** Task description **
Set down the full listing exactly as given. Any pictures are to be left out.

-------- Provided information

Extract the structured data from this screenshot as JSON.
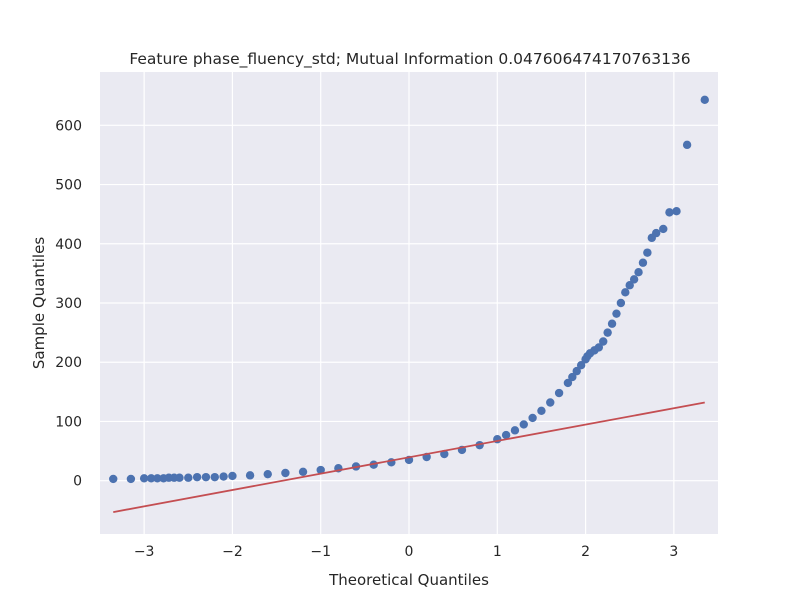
{
  "chart_data": {
    "type": "scatter",
    "title": "Feature phase_fluency_std; Mutual Information 0.047606474170763136",
    "xlabel": "Theoretical Quantiles",
    "ylabel": "Sample Quantiles",
    "xlim": [
      -3.5,
      3.5
    ],
    "ylim": [
      -90,
      690
    ],
    "xticks": [
      -3,
      -2,
      -1,
      0,
      1,
      2,
      3
    ],
    "xtick_labels": [
      "−3",
      "−2",
      "−1",
      "0",
      "1",
      "2",
      "3"
    ],
    "yticks": [
      0,
      100,
      200,
      300,
      400,
      500,
      600
    ],
    "ytick_labels": [
      "0",
      "100",
      "200",
      "300",
      "400",
      "500",
      "600"
    ],
    "grid": true,
    "background_color": "#eaeaf2",
    "point_color": "#4c72b0",
    "line_color": "#c44e52",
    "series": [
      {
        "type": "scatter",
        "x": [
          -3.35,
          -3.15,
          -3.0,
          -2.92,
          -2.85,
          -2.78,
          -2.72,
          -2.66,
          -2.6,
          -2.5,
          -2.4,
          -2.3,
          -2.2,
          -2.1,
          -2.0,
          -1.8,
          -1.6,
          -1.4,
          -1.2,
          -1.0,
          -0.8,
          -0.6,
          -0.4,
          -0.2,
          0.0,
          0.2,
          0.4,
          0.6,
          0.8,
          1.0,
          1.1,
          1.2,
          1.3,
          1.4,
          1.5,
          1.6,
          1.7,
          1.8,
          1.85,
          1.9,
          1.95,
          2.0,
          2.02,
          2.05,
          2.1,
          2.15,
          2.2,
          2.25,
          2.3,
          2.35,
          2.4,
          2.45,
          2.5,
          2.55,
          2.6,
          2.65,
          2.7,
          2.75,
          2.8,
          2.88,
          2.95,
          3.03,
          3.15,
          3.35
        ],
        "y": [
          3,
          3,
          4,
          4,
          4,
          4,
          5,
          5,
          5,
          5,
          6,
          6,
          6,
          7,
          8,
          9,
          11,
          13,
          15,
          18,
          21,
          24,
          27,
          31,
          35,
          40,
          45,
          52,
          60,
          70,
          77,
          85,
          95,
          106,
          118,
          132,
          148,
          165,
          175,
          185,
          195,
          205,
          210,
          215,
          220,
          225,
          235,
          250,
          265,
          282,
          300,
          318,
          330,
          340,
          352,
          368,
          385,
          410,
          418,
          425,
          453,
          455,
          567,
          643
        ]
      },
      {
        "type": "line",
        "x": [
          -3.35,
          3.35
        ],
        "y": [
          -53,
          132
        ]
      }
    ]
  }
}
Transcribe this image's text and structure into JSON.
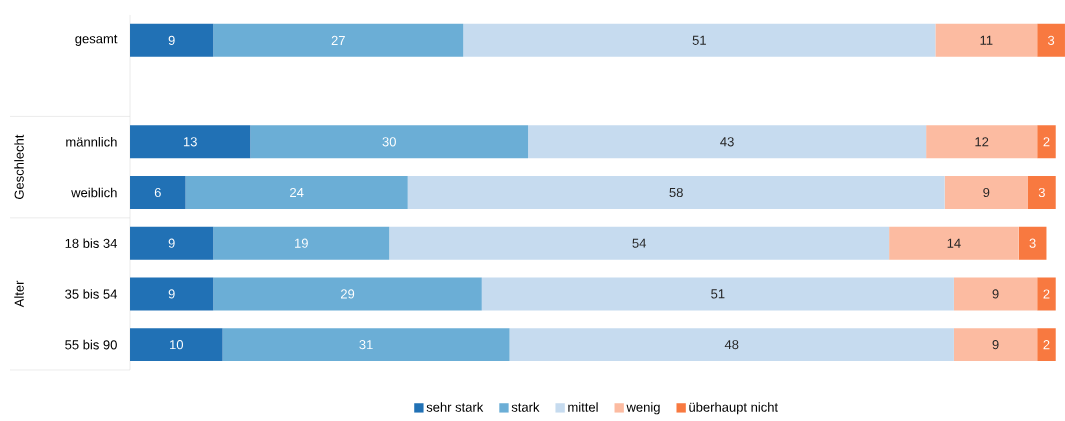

----------------

** Expected answer **
Extract the structured data from this screenshot as JSON.
{
  "chart_data": {
    "type": "scatter",
    "title": "Feature phase_fluency_std; Mutual Information 0.047606474170763136",
    "xlabel": "Theoretical Quantiles",
    "ylabel": "Sample Quantiles",
    "xlim": [
      -3.5,
      3.5
    ],
    "ylim": [
      -90,
      690
    ],
    "xticks": [
      -3,
      -2,
      -1,
      0,
      1,
      2,
      3
    ],
    "xtick_labels": [
      "−3",
      "−2",
      "−1",
      "0",
      "1",
      "2",
      "3"
    ],
    "yticks": [
      0,
      100,
      200,
      300,
      400,
      500,
      600
    ],
    "ytick_labels": [
      "0",
      "100",
      "200",
      "300",
      "400",
      "500",
      "600"
    ],
    "grid": true,
    "background_color": "#eaeaf2",
    "point_color": "#4c72b0",
    "line_color": "#c44e52",
    "series": [
      {
        "type": "scatter",
        "x": [
          -3.35,
          -3.15,
          -3.0,
          -2.92,
          -2.85,
          -2.78,
          -2.72,
          -2.66,
          -2.6,
          -2.5,
          -2.4,
          -2.3,
          -2.2,
          -2.1,
          -2.0,
          -1.8,
          -1.6,
          -1.4,
          -1.2,
          -1.0,
          -0.8,
          -0.6,
          -0.4,
          -0.2,
          0.0,
          0.2,
          0.4,
          0.6,
          0.8,
          1.0,
          1.1,
          1.2,
          1.3,
          1.4,
          1.5,
          1.6,
          1.7,
          1.8,
          1.85,
          1.9,
          1.95,
          2.0,
          2.02,
          2.05,
          2.1,
          2.15,
          2.2,
          2.25,
          2.3,
          2.35,
          2.4,
          2.45,
          2.5,
          2.55,
          2.6,
          2.65,
          2.7,
          2.75,
          2.8,
          2.88,
          2.95,
          3.03,
          3.15,
          3.35
        ],
        "y": [
          3,
          3,
          4,
          4,
          4,
          4,
          5,
          5,
          5,
          5,
          6,
          6,
          6,
          7,
          8,
          9,
          11,
          13,
          15,
          18,
          21,
          24,
          27,
          31,
          35,
          40,
          45,
          52,
          60,
          70,
          77,
          85,
          95,
          106,
          118,
          132,
          148,
          165,
          175,
          185,
          195,
          205,
          210,
          215,
          220,
          225,
          235,
          250,
          265,
          282,
          300,
          318,
          330,
          340,
          352,
          368,
          385,
          410,
          418,
          425,
          453,
          455,
          567,
          643
        ]
      },
      {
        "type": "line",
        "x": [
          -3.35,
          3.35
        ],
        "y": [
          -53,
          132
        ]
      }
    ]
  }
}
Transcribe this image's text and structure into JSON.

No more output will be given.